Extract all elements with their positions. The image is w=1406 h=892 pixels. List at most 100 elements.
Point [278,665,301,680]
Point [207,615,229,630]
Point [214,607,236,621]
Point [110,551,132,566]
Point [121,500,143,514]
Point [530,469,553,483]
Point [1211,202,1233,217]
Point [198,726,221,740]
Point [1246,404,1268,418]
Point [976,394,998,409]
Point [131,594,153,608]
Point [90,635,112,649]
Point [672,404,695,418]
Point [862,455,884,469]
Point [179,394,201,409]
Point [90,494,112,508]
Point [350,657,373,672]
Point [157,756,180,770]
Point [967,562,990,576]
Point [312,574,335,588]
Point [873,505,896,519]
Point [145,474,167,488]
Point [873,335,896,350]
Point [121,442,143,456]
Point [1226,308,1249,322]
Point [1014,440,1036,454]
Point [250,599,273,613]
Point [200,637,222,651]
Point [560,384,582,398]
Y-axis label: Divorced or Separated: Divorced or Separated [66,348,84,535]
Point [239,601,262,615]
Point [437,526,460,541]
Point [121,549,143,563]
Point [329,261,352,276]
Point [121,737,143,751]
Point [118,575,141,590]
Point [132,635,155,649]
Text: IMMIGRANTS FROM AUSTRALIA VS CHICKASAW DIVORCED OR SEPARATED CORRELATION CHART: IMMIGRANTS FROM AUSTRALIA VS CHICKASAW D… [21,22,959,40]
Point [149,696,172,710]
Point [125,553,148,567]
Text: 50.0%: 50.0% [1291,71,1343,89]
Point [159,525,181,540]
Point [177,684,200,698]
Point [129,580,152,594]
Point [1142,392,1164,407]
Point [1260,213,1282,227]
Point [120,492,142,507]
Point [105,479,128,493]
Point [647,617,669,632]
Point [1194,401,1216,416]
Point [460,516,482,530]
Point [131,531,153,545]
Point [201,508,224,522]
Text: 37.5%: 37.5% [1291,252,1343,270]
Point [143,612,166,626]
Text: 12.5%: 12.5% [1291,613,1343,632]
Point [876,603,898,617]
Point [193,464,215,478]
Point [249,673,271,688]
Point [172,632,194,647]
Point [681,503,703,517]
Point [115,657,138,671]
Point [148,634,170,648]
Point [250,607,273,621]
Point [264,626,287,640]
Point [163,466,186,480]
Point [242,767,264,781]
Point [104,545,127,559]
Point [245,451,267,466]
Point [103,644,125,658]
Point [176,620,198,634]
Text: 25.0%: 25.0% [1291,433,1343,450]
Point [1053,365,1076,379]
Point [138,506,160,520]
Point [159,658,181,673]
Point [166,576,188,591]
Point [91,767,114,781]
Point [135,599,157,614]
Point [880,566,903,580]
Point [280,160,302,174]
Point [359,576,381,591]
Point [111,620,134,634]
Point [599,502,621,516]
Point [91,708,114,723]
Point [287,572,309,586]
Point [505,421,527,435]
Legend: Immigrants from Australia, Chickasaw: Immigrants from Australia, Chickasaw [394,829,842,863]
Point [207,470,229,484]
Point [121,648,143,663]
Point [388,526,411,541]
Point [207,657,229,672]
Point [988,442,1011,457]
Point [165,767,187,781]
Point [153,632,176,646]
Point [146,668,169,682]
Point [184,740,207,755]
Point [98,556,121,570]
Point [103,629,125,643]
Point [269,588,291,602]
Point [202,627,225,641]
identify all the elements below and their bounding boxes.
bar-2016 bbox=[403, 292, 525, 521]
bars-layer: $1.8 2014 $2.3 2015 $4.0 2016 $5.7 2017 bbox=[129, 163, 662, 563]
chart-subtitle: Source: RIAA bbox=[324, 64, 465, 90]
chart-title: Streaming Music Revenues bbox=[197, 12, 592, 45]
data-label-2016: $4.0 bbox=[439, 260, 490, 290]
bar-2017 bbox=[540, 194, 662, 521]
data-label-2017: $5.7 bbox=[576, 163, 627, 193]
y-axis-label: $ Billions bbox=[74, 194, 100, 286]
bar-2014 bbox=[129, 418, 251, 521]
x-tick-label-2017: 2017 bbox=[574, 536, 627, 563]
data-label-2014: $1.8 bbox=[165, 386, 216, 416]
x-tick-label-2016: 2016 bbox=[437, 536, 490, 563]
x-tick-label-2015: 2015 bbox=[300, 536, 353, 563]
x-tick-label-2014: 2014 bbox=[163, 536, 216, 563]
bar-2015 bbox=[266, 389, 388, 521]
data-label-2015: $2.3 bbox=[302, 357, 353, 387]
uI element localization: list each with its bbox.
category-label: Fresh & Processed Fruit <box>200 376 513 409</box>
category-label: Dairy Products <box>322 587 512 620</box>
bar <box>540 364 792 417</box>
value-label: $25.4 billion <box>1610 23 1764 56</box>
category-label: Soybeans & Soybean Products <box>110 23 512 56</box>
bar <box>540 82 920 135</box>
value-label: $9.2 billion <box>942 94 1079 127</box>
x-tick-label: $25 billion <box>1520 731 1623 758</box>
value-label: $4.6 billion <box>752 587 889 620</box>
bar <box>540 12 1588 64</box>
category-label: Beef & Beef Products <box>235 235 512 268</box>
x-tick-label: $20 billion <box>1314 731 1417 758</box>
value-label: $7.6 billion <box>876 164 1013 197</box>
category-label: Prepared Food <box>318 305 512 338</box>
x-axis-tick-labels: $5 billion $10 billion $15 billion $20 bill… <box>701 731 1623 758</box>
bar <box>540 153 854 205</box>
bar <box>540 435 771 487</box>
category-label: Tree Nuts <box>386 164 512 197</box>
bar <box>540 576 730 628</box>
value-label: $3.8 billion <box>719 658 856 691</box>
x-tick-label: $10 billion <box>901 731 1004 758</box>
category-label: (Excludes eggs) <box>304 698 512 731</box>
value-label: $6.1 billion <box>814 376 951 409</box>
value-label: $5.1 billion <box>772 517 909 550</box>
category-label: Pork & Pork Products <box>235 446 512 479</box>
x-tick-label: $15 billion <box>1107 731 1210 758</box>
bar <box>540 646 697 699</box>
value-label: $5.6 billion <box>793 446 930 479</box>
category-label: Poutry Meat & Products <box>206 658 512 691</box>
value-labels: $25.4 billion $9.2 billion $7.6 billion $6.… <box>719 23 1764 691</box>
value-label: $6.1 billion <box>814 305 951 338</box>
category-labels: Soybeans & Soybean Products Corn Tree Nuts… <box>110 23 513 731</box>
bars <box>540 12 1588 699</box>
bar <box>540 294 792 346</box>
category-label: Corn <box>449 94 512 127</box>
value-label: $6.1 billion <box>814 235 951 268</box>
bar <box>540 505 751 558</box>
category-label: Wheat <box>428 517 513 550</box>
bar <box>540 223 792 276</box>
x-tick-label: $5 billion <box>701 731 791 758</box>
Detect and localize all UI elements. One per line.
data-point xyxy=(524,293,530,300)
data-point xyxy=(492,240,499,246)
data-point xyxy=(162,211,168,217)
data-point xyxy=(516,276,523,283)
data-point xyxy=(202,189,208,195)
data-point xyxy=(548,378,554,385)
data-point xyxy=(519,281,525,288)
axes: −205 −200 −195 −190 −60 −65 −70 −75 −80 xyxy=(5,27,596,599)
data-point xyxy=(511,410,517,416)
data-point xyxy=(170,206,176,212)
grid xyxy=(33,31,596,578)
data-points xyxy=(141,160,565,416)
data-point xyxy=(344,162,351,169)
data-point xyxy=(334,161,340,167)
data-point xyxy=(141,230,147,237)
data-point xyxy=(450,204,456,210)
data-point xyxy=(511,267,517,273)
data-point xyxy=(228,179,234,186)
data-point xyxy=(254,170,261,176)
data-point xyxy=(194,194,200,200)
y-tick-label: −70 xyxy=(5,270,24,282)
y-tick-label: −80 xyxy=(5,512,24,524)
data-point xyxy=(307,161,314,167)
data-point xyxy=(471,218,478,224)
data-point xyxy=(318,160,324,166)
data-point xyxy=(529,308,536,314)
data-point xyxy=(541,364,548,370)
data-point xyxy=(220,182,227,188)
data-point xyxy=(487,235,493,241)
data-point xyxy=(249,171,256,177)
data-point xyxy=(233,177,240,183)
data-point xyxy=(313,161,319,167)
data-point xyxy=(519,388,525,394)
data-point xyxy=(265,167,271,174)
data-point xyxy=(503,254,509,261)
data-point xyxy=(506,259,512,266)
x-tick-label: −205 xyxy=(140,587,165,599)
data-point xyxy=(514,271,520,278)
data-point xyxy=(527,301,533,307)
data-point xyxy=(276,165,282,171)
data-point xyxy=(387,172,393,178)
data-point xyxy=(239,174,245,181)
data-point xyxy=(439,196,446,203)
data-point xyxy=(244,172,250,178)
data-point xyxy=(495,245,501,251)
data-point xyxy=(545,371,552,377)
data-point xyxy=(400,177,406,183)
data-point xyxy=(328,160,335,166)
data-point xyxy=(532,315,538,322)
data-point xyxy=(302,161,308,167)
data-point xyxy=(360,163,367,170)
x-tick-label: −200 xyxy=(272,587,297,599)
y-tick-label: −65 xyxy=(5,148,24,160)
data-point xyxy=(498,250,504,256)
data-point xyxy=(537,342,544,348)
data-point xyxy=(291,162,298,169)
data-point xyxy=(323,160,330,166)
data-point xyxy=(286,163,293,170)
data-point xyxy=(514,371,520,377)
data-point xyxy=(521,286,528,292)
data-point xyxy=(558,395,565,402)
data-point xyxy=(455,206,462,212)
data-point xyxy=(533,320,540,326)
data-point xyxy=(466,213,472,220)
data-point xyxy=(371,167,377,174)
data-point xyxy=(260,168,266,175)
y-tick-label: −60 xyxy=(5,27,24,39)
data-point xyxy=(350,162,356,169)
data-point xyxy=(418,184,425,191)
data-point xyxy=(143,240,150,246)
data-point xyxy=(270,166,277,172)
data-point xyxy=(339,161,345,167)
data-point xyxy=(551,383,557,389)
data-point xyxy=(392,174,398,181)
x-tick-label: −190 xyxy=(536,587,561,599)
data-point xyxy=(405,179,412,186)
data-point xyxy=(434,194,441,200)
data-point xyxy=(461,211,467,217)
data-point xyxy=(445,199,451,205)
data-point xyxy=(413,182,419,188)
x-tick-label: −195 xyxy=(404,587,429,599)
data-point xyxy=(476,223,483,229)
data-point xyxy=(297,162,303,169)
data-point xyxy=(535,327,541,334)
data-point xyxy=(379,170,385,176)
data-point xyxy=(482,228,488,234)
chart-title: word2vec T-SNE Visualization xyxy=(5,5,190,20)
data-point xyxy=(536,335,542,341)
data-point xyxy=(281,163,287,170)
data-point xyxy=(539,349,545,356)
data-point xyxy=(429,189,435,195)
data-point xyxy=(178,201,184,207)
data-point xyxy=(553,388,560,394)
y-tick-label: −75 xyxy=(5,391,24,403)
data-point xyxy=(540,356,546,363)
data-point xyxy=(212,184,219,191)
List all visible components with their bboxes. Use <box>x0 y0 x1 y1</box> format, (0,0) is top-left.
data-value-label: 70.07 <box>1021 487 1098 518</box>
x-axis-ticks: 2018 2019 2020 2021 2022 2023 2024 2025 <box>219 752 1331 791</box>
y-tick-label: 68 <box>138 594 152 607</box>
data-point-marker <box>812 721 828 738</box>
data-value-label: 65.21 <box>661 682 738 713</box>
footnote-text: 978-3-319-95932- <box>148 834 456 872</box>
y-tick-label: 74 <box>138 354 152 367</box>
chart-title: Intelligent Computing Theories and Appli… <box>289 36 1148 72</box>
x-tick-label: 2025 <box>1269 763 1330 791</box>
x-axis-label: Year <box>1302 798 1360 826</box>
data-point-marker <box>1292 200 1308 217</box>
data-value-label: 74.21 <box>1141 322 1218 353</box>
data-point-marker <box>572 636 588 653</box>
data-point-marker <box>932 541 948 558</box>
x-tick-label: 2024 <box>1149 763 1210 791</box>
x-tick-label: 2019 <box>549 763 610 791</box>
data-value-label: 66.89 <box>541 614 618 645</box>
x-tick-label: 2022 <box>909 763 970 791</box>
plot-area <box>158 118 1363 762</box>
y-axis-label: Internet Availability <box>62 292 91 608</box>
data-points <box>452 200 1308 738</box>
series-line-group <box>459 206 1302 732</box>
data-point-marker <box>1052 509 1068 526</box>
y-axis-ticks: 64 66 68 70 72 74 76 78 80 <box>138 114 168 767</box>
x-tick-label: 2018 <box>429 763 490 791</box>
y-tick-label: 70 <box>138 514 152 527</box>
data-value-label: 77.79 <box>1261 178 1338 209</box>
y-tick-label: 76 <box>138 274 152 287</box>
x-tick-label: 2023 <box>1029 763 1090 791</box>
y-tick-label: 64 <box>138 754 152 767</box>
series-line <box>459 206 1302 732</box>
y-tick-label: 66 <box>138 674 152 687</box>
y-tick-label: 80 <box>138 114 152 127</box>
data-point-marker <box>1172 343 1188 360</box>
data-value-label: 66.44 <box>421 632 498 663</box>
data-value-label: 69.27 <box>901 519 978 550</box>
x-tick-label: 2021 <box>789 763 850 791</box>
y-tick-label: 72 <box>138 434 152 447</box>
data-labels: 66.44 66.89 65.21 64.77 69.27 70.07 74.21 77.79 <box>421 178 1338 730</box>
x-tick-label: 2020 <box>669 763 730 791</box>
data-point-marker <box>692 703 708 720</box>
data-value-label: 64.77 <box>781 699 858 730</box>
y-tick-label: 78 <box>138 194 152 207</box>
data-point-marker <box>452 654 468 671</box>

****************

- **Instructions to follow**:
Can you copy out again, verbatim, every line from the start of the records up to and including the line with "Point [1246,404,1268,418]"?

- **Response to the exercise**:
Extract all elements with their positions. The image is w=1406 h=892 pixels. List at most 100 elements.
Point [278,665,301,680]
Point [207,615,229,630]
Point [214,607,236,621]
Point [110,551,132,566]
Point [121,500,143,514]
Point [530,469,553,483]
Point [1211,202,1233,217]
Point [198,726,221,740]
Point [1246,404,1268,418]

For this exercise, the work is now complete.